Instructions to follow:
Work out how many lines of the material below mention the word "object"; reply with the number only.

Stored data:
=======

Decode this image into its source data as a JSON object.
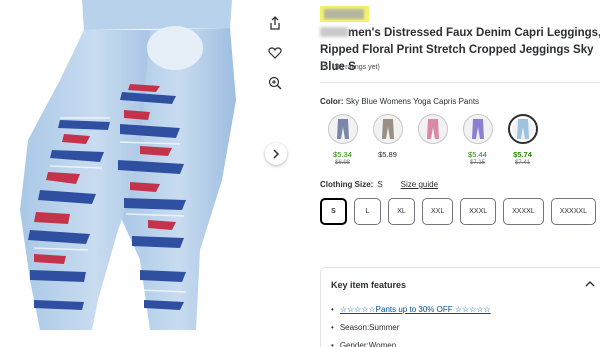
{
  "product": {
    "title_visible": "men's Distressed Faux Denim Capri Leggings, Ripped Floral Print Stretch Cropped Jeggings Sky Blue S",
    "rating_text": "(No ratings yet)"
  },
  "actions": {
    "share_icon": "share-icon",
    "favorite_icon": "heart-icon",
    "zoom_icon": "zoom-in-icon",
    "next_icon": "chevron-right-icon"
  },
  "color": {
    "label": "Color:",
    "selected_value": "Sky Blue Womens Yoga Capris Pants",
    "swatches": [
      {
        "price": "$5.34",
        "was": "$6.98",
        "sale": true,
        "tint": "#7b86a8"
      },
      {
        "price": "$5.89",
        "was": "",
        "sale": false,
        "tint": "#9a8f84"
      },
      {
        "price": "",
        "was": "",
        "sale": false,
        "tint": "#d889a7"
      },
      {
        "price": "$5.44",
        "was": "$7.15",
        "sale": true,
        "tint": "#8c7fd0"
      },
      {
        "price": "$5.74",
        "was": "$7.41",
        "sale": true,
        "tint": "#9fc3df"
      }
    ]
  },
  "size": {
    "label": "Clothing Size:",
    "selected_value": "S",
    "guide_label": "Size guide",
    "options": [
      "S",
      "L",
      "XL",
      "XXL",
      "XXXL",
      "XXXXL",
      "XXXXXL"
    ]
  },
  "features": {
    "heading": "Key item features",
    "items": [
      {
        "text": "☆☆☆☆☆Pants up to 30% OFF ☆☆☆☆☆",
        "link": true
      },
      {
        "text": "Season:Summer",
        "link": false
      },
      {
        "text": "Gender:Women",
        "link": false
      }
    ]
  },
  "colors": {
    "sale_green": "#2a8703",
    "link_blue": "#004f9a",
    "brand_highlight": "#f4f26a"
  }
}
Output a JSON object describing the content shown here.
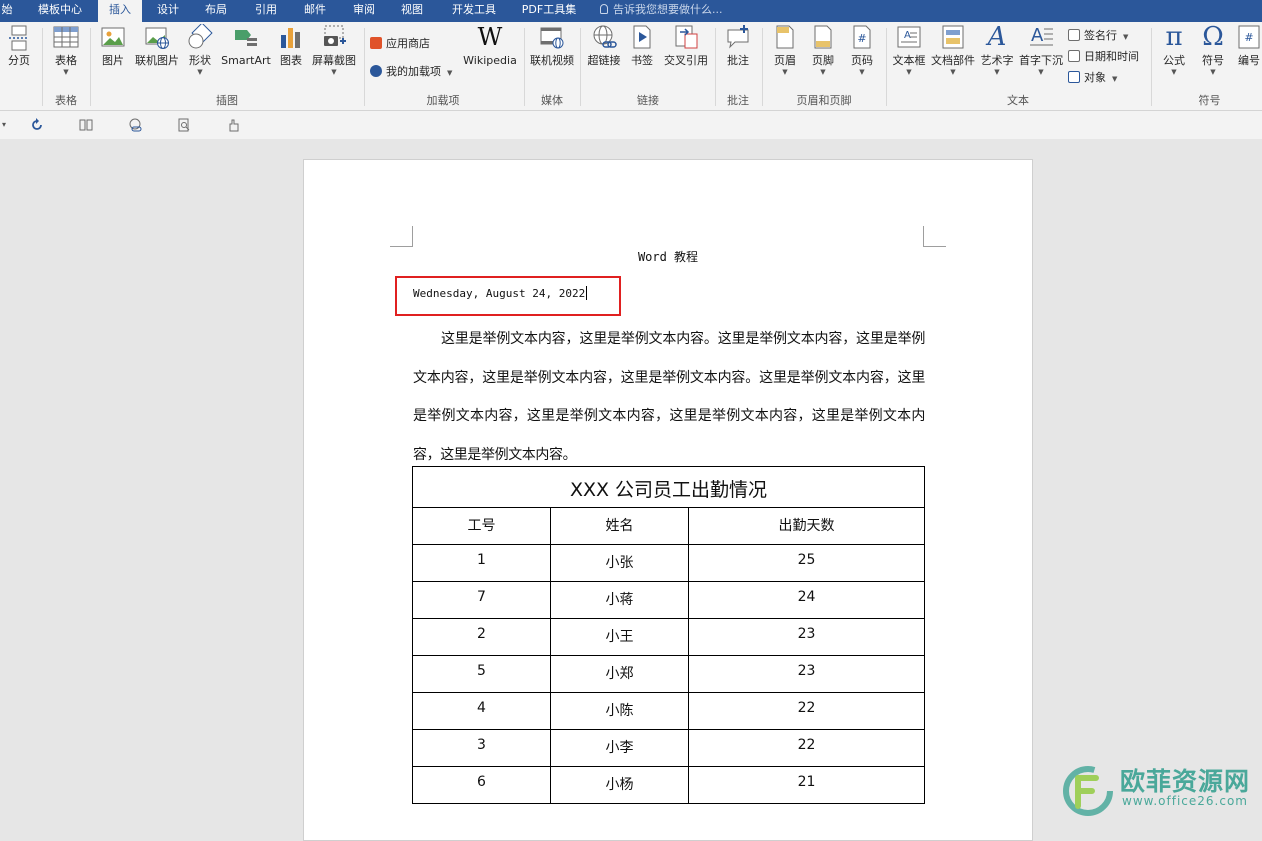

=======

Full answer:
2